Data items:
┄┄┄┄┄┄

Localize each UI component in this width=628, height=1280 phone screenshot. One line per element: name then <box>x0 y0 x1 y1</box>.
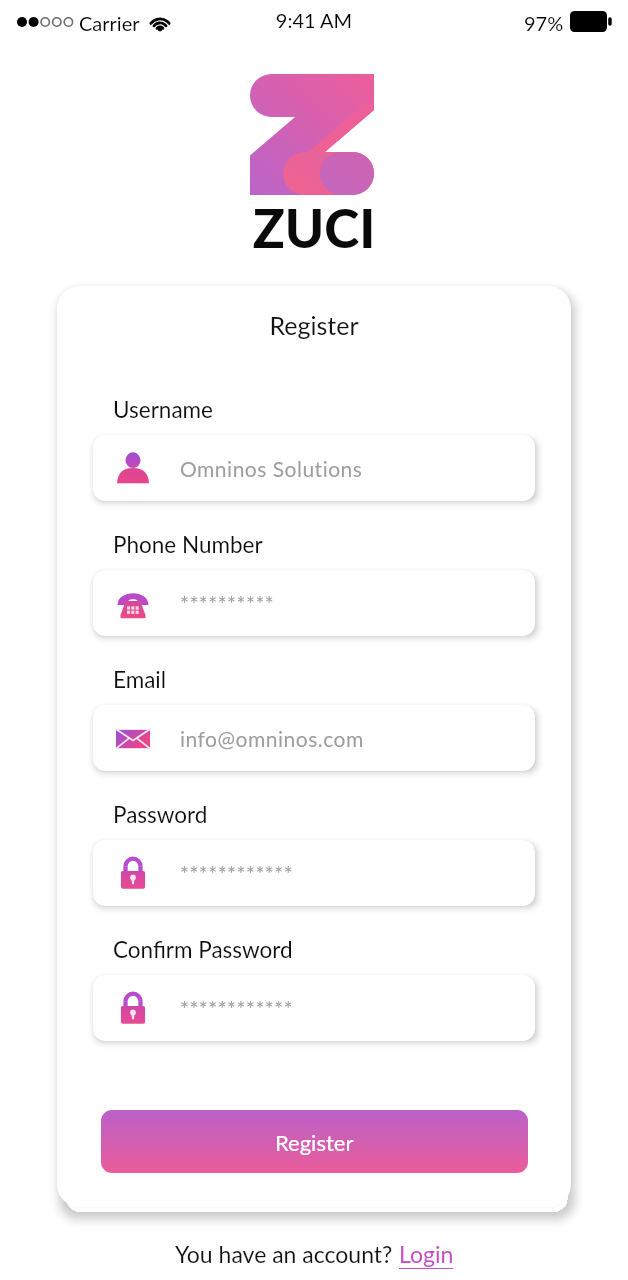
button[interactable]: info@omninos.com <box>93 705 535 771</box>
staticText: ********** <box>180 591 275 616</box>
staticText: 9:41 AM <box>0 8 628 32</box>
staticText: You have an account? <box>175 1240 399 1268</box>
staticText: info@omninos.com <box>180 726 364 751</box>
staticText: Username <box>113 396 213 423</box>
button[interactable]: ********** <box>93 570 535 636</box>
staticText: Email <box>113 666 167 693</box>
staticText: Confirm Password <box>113 936 293 963</box>
staticText: Register <box>57 310 571 340</box>
staticText: 97% <box>524 11 564 35</box>
button[interactable]: ************ <box>93 975 535 1041</box>
button[interactable]: Login <box>399 1240 454 1268</box>
button[interactable]: Register <box>101 1110 528 1173</box>
staticText: Password <box>113 801 208 828</box>
staticText: ************ <box>180 996 294 1021</box>
staticText: Carrier <box>79 11 140 35</box>
staticText: ZUCI <box>0 196 628 260</box>
staticText: ************ <box>180 861 294 886</box>
staticText: Register <box>275 1129 354 1155</box>
button[interactable]: ************ <box>93 840 535 906</box>
button[interactable]: Omninos Solutions <box>93 435 535 501</box>
staticText: Omninos Solutions <box>180 456 363 481</box>
staticText: Phone Number <box>113 531 263 558</box>
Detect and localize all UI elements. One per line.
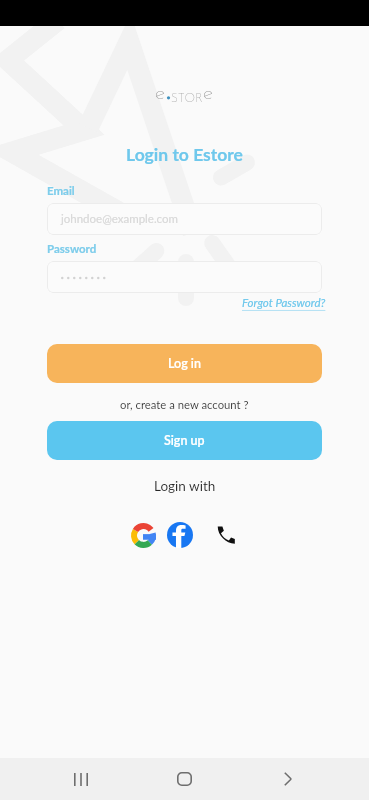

┄┄┄┄┄┄

**WHAT IS BEING ASKED**. Copy every line of the entries above word for word, omitting the pictures.

**ANSWER TO THIS PROBLEM**.
Localize each UI component in this width=628, height=1280 phone screenshot. One line per element: name then <box>x0 y0 x1 y1</box>.
button[interactable]: info@omninos.com <box>93 705 535 771</box>
staticText: ********** <box>180 591 275 616</box>
staticText: 9:41 AM <box>0 8 628 32</box>
staticText: You have an account? <box>175 1240 399 1268</box>
staticText: info@omninos.com <box>180 726 364 751</box>
staticText: Username <box>113 396 213 423</box>
button[interactable]: ********** <box>93 570 535 636</box>
staticText: Email <box>113 666 167 693</box>
staticText: Confirm Password <box>113 936 293 963</box>
staticText: Register <box>57 310 571 340</box>
staticText: 97% <box>524 11 564 35</box>
button[interactable]: ************ <box>93 975 535 1041</box>
button[interactable]: Login <box>399 1240 454 1268</box>
button[interactable]: Register <box>101 1110 528 1173</box>
staticText: Password <box>113 801 208 828</box>
staticText: ************ <box>180 996 294 1021</box>
staticText: Carrier <box>79 11 140 35</box>
staticText: ZUCI <box>0 196 628 260</box>
staticText: ************ <box>180 861 294 886</box>
staticText: Register <box>275 1129 354 1155</box>
button[interactable]: ************ <box>93 840 535 906</box>
button[interactable]: Omninos Solutions <box>93 435 535 501</box>
staticText: Omninos Solutions <box>180 456 363 481</box>
staticText: Phone Number <box>113 531 263 558</box>
Detect and localize all UI elements. One per line.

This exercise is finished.